Collected data:
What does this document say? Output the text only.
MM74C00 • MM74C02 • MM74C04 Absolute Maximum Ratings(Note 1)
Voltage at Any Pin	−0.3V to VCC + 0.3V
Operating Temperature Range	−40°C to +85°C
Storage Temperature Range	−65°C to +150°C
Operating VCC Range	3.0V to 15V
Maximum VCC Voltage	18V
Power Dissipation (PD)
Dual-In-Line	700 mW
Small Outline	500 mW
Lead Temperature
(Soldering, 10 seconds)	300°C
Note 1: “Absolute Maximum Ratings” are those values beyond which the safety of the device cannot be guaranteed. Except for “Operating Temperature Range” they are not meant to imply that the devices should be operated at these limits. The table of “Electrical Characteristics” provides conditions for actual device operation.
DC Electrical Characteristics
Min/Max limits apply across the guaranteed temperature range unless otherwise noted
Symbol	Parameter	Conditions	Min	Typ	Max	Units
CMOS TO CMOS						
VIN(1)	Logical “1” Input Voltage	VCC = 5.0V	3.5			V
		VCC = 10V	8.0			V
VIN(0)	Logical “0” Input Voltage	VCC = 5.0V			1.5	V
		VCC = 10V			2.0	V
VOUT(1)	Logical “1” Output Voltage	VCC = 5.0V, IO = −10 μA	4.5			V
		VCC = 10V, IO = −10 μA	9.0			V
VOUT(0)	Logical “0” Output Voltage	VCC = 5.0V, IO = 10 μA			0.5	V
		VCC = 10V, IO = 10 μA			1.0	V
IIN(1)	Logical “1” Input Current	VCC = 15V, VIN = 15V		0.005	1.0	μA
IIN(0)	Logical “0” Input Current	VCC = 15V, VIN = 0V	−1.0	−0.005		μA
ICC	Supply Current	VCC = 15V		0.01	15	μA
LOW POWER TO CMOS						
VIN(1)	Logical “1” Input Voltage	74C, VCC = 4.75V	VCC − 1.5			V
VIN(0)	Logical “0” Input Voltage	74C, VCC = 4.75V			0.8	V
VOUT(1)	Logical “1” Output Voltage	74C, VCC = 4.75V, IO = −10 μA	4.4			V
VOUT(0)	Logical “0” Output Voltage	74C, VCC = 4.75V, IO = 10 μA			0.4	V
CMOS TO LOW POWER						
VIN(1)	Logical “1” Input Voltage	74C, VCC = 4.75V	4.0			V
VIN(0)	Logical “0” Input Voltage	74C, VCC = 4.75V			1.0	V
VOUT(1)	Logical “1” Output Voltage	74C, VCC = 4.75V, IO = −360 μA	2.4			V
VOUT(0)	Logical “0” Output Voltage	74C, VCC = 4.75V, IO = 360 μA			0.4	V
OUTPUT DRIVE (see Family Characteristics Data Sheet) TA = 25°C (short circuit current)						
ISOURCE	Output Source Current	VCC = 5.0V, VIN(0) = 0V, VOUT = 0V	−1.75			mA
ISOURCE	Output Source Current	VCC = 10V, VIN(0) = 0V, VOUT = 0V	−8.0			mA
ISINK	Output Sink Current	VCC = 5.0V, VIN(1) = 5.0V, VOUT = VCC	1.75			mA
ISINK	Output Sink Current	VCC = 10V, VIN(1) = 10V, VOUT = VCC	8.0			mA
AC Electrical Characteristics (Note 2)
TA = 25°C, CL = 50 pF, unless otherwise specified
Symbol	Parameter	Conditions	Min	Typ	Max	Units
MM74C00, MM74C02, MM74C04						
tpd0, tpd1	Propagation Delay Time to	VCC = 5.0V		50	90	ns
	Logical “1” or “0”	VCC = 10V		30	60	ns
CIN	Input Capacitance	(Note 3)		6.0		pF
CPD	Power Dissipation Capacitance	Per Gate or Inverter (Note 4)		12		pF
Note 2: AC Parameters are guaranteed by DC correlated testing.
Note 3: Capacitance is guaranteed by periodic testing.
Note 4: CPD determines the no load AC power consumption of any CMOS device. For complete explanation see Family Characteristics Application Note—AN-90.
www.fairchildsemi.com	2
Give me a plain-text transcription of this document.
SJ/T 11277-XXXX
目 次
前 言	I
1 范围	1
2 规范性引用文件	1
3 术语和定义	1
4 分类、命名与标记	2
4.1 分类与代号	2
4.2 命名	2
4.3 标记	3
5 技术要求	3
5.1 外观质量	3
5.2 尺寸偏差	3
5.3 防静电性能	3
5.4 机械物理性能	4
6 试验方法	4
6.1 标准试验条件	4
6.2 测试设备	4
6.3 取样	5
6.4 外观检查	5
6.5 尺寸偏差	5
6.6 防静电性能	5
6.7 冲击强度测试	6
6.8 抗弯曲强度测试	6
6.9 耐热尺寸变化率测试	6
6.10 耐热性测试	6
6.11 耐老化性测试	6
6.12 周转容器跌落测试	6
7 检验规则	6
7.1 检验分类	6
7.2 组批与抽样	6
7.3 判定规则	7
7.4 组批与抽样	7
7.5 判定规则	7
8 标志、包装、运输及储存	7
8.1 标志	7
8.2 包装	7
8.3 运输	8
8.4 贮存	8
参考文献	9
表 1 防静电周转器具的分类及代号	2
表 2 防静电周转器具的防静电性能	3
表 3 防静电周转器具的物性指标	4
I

◆ To do:
Collect the lines of the records that include the string "Sink".

◆ The solution:
ISINK	Output Sink Current	VCC = 5.0V, VIN(1) = 5.0V, VOUT = VCC	1.75			mA
ISINK	Output Sink Current	VCC = 10V, VIN(1) = 10V, VOUT = VCC	8.0			mA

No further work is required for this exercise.